Supplied entries
▼

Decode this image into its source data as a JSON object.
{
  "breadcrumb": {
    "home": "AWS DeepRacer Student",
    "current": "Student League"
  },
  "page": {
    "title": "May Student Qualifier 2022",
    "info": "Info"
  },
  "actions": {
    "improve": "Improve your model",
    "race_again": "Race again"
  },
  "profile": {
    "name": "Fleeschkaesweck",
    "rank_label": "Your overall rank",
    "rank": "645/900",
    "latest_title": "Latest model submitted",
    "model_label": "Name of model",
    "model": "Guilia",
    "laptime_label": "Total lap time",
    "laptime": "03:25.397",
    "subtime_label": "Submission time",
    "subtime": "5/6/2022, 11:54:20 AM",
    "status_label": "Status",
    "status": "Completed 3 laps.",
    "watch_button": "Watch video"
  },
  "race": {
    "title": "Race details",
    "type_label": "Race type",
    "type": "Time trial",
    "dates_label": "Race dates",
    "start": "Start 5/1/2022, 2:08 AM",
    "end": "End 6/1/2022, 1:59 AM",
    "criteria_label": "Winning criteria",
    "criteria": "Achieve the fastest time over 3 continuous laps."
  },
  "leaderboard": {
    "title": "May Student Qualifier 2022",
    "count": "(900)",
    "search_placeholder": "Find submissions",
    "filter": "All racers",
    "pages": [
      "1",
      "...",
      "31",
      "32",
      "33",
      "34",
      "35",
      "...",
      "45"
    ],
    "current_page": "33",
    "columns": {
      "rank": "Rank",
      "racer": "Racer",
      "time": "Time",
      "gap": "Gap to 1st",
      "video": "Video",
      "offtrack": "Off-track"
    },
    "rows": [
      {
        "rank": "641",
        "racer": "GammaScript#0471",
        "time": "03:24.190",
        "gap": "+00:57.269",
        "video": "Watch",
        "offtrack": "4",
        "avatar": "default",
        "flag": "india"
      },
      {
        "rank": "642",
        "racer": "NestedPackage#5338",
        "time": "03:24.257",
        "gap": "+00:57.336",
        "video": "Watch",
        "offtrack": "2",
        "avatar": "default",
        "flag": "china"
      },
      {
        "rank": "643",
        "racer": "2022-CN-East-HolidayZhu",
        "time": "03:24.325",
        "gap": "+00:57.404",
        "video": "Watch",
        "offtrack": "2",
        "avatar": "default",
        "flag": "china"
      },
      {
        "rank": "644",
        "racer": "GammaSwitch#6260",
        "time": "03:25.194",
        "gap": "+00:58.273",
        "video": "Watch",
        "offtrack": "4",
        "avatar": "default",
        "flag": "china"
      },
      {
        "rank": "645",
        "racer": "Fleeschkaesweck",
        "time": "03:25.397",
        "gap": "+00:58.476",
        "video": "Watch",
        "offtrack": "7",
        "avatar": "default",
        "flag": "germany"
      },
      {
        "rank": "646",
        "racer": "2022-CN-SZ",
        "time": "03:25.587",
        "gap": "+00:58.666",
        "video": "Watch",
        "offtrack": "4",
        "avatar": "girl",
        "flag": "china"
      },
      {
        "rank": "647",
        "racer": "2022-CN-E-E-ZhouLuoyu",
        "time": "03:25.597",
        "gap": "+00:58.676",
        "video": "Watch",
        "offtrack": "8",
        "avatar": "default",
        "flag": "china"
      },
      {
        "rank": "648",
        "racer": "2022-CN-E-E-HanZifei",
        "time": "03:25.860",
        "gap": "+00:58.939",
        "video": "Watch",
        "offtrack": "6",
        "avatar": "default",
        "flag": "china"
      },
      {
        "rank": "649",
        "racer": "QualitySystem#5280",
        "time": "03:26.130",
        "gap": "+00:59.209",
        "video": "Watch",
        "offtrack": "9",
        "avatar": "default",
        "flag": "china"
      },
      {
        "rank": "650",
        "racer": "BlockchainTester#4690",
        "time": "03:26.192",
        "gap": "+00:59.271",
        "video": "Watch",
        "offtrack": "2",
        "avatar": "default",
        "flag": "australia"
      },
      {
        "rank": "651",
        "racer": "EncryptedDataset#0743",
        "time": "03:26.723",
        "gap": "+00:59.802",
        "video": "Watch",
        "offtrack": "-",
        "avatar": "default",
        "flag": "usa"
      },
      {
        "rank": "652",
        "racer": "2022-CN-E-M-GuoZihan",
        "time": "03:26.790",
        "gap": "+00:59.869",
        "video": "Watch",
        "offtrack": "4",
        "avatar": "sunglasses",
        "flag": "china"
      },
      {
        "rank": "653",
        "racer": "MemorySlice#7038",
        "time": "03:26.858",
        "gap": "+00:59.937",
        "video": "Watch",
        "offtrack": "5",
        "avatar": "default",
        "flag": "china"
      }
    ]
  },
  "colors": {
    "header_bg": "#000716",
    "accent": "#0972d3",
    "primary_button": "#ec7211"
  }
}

▲

What this task involves
Which lines contain the word "Fleeschkaesweck"? Copy each of them.

Exercise answer
    "name": "Fleeschkaesweck",
        "racer": "Fleeschkaesweck",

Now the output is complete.